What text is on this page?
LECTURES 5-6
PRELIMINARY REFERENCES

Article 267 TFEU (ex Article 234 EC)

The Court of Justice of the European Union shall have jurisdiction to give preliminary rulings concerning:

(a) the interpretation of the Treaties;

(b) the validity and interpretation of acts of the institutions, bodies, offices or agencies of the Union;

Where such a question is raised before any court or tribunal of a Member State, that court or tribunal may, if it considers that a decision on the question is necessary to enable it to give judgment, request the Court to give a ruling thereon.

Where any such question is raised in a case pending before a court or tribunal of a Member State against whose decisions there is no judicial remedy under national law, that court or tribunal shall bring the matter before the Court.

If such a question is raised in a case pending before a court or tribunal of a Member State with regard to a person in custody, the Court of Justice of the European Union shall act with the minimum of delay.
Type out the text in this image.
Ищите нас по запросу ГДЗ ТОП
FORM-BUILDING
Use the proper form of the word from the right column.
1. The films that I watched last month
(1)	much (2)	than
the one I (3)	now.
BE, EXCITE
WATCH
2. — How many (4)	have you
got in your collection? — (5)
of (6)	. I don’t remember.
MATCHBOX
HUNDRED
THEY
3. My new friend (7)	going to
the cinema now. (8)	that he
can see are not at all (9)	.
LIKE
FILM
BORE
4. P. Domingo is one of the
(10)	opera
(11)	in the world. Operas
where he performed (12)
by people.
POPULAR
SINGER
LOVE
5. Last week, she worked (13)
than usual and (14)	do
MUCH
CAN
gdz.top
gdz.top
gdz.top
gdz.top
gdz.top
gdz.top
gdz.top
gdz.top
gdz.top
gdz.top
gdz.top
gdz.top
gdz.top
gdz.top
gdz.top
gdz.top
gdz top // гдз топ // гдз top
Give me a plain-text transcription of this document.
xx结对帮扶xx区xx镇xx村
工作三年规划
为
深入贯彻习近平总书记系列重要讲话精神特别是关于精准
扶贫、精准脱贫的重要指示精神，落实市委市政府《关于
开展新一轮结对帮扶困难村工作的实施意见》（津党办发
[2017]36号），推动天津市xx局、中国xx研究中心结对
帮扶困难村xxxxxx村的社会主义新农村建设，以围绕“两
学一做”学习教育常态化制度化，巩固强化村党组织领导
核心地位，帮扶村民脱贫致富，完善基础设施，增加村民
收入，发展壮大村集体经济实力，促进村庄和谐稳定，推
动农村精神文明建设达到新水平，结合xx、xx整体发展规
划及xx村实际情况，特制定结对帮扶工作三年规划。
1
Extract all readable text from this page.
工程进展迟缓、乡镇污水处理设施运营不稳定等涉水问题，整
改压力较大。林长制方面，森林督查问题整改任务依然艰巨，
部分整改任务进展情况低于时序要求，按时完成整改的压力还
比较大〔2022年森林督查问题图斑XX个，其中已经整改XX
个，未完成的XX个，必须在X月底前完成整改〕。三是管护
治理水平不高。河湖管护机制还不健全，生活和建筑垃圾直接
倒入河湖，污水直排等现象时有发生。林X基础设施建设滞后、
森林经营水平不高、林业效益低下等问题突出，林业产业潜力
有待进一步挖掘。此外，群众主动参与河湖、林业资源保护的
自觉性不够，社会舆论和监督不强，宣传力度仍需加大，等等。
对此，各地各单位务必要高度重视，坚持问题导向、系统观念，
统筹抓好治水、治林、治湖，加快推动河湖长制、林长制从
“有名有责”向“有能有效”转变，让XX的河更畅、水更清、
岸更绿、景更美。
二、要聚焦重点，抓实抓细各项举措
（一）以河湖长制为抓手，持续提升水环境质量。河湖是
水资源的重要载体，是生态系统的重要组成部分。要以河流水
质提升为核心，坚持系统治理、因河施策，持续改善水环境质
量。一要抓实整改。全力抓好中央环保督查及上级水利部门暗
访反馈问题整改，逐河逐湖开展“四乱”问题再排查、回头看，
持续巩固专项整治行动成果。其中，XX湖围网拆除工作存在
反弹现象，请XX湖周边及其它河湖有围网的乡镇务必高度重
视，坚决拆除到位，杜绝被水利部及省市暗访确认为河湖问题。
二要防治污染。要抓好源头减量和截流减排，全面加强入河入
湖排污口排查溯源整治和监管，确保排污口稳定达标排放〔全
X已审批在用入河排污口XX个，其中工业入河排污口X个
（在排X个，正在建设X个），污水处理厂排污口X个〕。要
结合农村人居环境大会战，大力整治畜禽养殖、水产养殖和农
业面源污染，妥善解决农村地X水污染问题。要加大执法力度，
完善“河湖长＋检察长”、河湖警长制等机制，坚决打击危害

**Given instruction:**
Of the lines in the material above, state how many contain the string "such"; give no other text.

**Result of the exercise:**
3